### Task brief
Check each line below for the word "type" and give the number of lines that have it, nothing more.

────────────────────

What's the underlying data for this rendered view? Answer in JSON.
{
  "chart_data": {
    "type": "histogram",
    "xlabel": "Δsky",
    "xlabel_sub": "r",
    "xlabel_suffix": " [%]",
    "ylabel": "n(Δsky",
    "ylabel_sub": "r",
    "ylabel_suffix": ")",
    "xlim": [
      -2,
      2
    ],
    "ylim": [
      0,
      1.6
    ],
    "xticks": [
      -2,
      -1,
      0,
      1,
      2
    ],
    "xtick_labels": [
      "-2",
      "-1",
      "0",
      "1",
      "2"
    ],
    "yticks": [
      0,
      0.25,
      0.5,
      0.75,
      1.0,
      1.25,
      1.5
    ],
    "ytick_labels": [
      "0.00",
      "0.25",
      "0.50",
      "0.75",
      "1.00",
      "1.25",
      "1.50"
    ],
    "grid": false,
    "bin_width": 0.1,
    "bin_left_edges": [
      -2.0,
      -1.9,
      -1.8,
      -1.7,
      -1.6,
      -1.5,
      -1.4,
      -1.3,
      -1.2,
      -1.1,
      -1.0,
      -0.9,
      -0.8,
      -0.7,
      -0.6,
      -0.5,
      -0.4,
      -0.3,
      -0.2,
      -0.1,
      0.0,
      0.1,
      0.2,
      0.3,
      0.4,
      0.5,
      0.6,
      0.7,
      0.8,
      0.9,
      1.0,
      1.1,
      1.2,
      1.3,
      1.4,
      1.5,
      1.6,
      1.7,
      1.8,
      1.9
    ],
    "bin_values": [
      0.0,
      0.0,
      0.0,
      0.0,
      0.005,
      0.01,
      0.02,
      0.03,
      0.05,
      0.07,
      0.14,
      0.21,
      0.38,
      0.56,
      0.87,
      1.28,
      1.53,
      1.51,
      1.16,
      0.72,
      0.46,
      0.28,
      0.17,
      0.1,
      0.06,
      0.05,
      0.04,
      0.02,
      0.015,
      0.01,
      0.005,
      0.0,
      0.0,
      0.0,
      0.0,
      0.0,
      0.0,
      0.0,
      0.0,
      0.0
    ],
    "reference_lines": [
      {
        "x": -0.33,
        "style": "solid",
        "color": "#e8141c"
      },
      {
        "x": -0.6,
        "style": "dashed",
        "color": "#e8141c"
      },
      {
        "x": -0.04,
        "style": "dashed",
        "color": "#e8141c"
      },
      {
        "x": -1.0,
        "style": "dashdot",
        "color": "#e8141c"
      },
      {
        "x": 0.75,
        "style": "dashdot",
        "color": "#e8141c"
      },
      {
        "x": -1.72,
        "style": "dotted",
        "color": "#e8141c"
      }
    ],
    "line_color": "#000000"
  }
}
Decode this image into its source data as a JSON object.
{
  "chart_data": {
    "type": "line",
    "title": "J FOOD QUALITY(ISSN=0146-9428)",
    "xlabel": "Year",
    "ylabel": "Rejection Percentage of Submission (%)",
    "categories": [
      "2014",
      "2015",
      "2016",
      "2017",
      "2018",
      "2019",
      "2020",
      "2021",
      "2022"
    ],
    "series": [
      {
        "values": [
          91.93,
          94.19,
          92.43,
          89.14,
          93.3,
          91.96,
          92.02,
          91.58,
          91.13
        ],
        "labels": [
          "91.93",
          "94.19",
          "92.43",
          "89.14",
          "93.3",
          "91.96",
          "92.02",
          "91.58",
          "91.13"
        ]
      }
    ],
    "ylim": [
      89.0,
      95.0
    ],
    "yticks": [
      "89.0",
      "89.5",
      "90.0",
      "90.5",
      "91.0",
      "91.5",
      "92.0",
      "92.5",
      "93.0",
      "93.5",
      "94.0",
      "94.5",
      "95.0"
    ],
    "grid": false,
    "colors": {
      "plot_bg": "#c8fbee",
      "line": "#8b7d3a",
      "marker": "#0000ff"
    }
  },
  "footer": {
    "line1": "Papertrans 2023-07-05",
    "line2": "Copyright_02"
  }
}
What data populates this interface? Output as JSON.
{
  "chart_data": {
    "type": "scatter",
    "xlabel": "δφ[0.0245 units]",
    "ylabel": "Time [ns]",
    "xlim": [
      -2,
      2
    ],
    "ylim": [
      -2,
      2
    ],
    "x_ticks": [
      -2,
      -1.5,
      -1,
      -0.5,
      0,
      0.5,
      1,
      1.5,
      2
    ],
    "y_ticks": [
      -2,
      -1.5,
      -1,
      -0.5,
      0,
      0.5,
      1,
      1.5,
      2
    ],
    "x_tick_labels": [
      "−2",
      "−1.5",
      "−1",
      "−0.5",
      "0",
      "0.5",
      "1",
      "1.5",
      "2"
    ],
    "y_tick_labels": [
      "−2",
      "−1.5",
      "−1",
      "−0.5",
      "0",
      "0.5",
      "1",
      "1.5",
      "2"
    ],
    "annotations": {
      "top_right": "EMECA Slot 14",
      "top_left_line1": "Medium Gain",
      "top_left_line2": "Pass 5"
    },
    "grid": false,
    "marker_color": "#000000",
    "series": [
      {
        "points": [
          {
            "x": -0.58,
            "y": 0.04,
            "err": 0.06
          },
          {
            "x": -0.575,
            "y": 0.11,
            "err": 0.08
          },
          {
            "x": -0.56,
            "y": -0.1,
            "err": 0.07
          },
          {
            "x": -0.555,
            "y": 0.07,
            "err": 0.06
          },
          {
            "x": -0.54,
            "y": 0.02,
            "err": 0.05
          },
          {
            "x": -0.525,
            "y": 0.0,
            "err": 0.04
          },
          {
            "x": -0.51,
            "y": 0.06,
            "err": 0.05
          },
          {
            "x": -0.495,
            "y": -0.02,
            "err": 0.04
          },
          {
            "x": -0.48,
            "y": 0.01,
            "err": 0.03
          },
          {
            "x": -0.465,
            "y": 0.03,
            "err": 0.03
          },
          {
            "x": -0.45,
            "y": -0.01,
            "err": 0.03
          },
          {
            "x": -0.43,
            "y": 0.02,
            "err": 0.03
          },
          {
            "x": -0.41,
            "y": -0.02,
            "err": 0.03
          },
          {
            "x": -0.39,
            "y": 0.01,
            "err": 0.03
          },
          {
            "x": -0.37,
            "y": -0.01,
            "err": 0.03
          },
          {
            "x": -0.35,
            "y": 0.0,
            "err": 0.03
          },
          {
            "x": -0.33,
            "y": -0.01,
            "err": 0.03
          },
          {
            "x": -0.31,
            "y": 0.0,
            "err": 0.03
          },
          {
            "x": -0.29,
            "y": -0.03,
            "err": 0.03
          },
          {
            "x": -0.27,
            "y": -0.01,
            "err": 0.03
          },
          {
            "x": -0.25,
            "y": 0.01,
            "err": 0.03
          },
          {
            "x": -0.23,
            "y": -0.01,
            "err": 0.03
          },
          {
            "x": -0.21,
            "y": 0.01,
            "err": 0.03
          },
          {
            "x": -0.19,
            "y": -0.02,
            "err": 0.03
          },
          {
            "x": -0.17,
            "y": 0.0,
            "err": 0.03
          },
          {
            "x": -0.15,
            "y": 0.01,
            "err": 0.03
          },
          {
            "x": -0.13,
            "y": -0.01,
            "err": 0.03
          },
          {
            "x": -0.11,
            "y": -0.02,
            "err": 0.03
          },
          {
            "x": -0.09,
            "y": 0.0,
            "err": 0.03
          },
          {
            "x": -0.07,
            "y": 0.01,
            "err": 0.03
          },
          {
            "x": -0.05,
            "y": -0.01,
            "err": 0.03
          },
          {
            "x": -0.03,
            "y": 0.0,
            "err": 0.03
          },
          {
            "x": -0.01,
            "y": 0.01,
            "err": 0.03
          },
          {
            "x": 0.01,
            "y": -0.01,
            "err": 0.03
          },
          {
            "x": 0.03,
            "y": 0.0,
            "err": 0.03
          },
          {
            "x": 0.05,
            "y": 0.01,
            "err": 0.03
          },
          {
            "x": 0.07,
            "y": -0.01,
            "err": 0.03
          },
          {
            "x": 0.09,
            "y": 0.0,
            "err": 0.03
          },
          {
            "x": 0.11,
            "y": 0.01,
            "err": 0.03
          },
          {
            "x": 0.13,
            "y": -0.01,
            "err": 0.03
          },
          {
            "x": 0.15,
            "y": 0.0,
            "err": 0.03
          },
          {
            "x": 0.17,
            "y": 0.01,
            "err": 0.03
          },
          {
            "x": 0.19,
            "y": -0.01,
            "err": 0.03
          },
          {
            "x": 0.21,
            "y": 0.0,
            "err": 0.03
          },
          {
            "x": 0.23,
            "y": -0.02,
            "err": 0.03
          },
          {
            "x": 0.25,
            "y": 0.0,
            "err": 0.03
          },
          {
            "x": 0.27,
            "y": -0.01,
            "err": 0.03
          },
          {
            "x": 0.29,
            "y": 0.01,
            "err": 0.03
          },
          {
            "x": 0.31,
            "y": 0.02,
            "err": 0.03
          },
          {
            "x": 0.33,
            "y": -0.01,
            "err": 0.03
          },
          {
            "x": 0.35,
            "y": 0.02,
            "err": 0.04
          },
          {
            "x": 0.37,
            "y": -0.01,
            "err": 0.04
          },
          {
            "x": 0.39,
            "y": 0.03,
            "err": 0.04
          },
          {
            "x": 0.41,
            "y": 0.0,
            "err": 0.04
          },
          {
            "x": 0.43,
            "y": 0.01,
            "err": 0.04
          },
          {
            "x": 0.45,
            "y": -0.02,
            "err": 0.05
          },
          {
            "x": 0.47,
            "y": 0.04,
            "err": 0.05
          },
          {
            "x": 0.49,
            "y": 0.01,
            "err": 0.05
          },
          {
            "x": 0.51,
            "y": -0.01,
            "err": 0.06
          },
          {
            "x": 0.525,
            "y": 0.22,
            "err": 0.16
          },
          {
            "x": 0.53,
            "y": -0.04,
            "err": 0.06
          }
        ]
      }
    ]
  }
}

────────────────────

### Problem solution
3